*Short exercise:* Collect each line holding the string "是由李玉执导".

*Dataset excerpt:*
┄┄┄┄┄┄┄┄┄┄┄┄┄┄┄┄┄┄┄┄

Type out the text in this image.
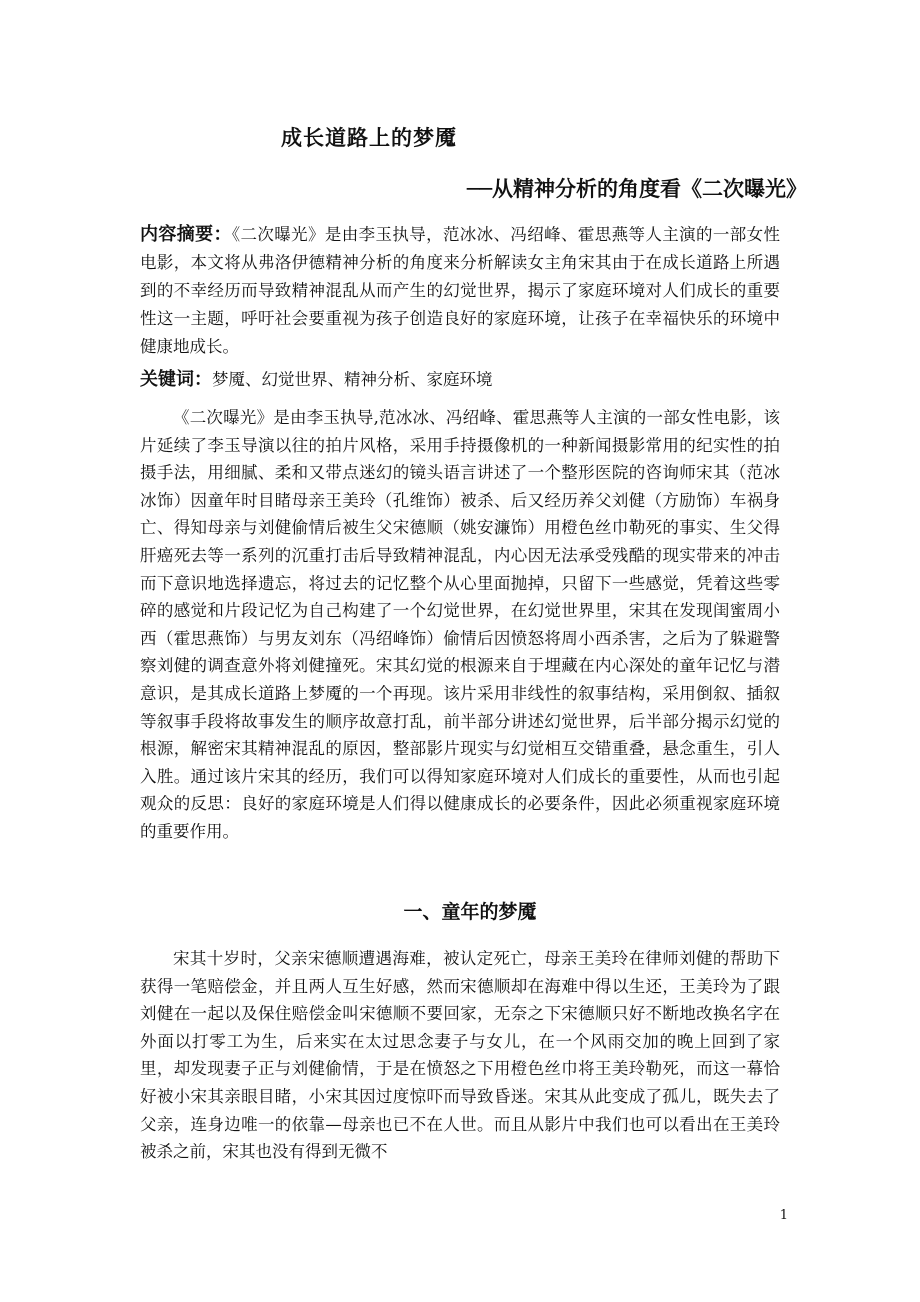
成长道路上的梦魇
──从精神分析的角度看《二次曝光》

内容摘要：《二次曝光》是由李玉执导，范冰冰、冯绍峰、霍思燕等人主演的一部女性电影，本文将从弗洛伊德精神分析的角度来分析解读女主角宋其由于在成长道路上所遇到的不幸经历而导致精神混乱从而产生的幻觉世界，揭示了家庭环境对人们成长的重要性这一主题，呼吁社会要重视为孩子创造良好的家庭环境，让孩子在幸福快乐的环境中健康地成长。

关键词：梦魇、幻觉世界、精神分析、家庭环境

《二次曝光》是由李玉执导,范冰冰、冯绍峰、霍思燕等人主演的一部女性电影，该片延续了李玉导演以往的拍片风格，采用手持摄像机的一种新闻摄影常用的纪实性的拍摄手法，用细腻、柔和又带点迷幻的镜头语言讲述了一个整形医院的咨询师宋其（范冰冰饰）因童年时目睹母亲王美玲（孔维饰）被杀、后又经历养父刘健（方励饰）车祸身亡、得知母亲与刘健偷情后被生父宋德顺（姚安濂饰）用橙色丝巾勒死的事实、生父得肝癌死去等一系列的沉重打击后导致精神混乱，内心因无法承受残酷的现实带来的冲击而下意识地选择遗忘，将过去的记忆整个从心里面抛掉，只留下一些感觉，凭着这些零碎的感觉和片段记忆为自己构建了一个幻觉世界，在幻觉世界里，宋其在发现闺蜜周小西（霍思燕饰）与男友刘东（冯绍峰饰）偷情后因愤怒将周小西杀害，之后为了躲避警察刘健的调查意外将刘健撞死。宋其幻觉的根源来自于埋藏在内心深处的童年记忆与潜意识，是其成长道路上梦魇的一个再现。该片采用非线性的叙事结构，采用倒叙、插叙等叙事手段将故事发生的顺序故意打乱，前半部分讲述幻觉世界，后半部分揭示幻觉的根源，解密宋其精神混乱的原因，整部影片现实与幻觉相互交错重叠，悬念重生，引人入胜。通过该片宋其的经历，我们可以得知家庭环境对人们成长的重要性，从而也引起观众的反思：良好的家庭环境是人们得以健康成长的必要条件，因此必须重视家庭环境的重要作用。

一、童年的梦魇

宋其十岁时，父亲宋德顺遭遇海难，被认定死亡，母亲王美玲在律师刘健的帮助下获得一笔赔偿金，并且两人互生好感，然而宋德顺却在海难中得以生还，王美玲为了跟刘健在一起以及保住赔偿金叫宋德顺不要回家，无奈之下宋德顺只好不断地改换名字在外面以打零工为生，后来实在太过思念妻子与女儿，在一个风雨交加的晚上回到了家里，却发现妻子正与刘健偷情，于是在愤怒之下用橙色丝巾将王美玲勒死，而这一幕恰好被小宋其亲眼目睹，小宋其因过度惊吓而导致昏迷。宋其从此变成了孤儿，既失去了父亲，连身边唯一的依靠—母亲也已不在人世。而且从影片中我们也可以看出在王美玲被杀之前，宋其也没有得到无微不

1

┄┄┄┄┄┄┄┄┄┄┄┄┄┄┄┄┄┄┄┄

*Exercise response:*
内容摘要：《二次曝光》是由李玉执导，范冰冰、冯绍峰、霍思燕等人主演的一部女性电影，本文将从弗洛伊德精神分析的角度来分析解读女主角宋其由于在成长道路上所遇到的不幸经历而导致精神混乱从而产生的幻觉世界，揭示了家庭环境对人们成长的重要性这一主题，呼吁社会要重视为孩子创造良好的家庭环境，让孩子在幸福快乐的环境中健康地成长。
《二次曝光》是由李玉执导,范冰冰、冯绍峰、霍思燕等人主演的一部女性电影，该片延续了李玉导演以往的拍片风格，采用手持摄像机的一种新闻摄影常用的纪实性的拍摄手法，用细腻、柔和又带点迷幻的镜头语言讲述了一个整形医院的咨询师宋其（范冰冰饰）因童年时目睹母亲王美玲（孔维饰）被杀、后又经历养父刘健（方励饰）车祸身亡、得知母亲与刘健偷情后被生父宋德顺（姚安濂饰）用橙色丝巾勒死的事实、生父得肝癌死去等一系列的沉重打击后导致精神混乱，内心因无法承受残酷的现实带来的冲击而下意识地选择遗忘，将过去的记忆整个从心里面抛掉，只留下一些感觉，凭着这些零碎的感觉和片段记忆为自己构建了一个幻觉世界，在幻觉世界里，宋其在发现闺蜜周小西（霍思燕饰）与男友刘东（冯绍峰饰）偷情后因愤怒将周小西杀害，之后为了躲避警察刘健的调查意外将刘健撞死。宋其幻觉的根源来自于埋藏在内心深处的童年记忆与潜意识，是其成长道路上梦魇的一个再现。该片采用非线性的叙事结构，采用倒叙、插叙等叙事手段将故事发生的顺序故意打乱，前半部分讲述幻觉世界，后半部分揭示幻觉的根源，解密宋其精神混乱的原因，整部影片现实与幻觉相互交错重叠，悬念重生，引人入胜。通过该片宋其的经历，我们可以得知家庭环境对人们成长的重要性，从而也引起观众的反思：良好的家庭环境是人们得以健康成长的必要条件，因此必须重视家庭环境的重要作用。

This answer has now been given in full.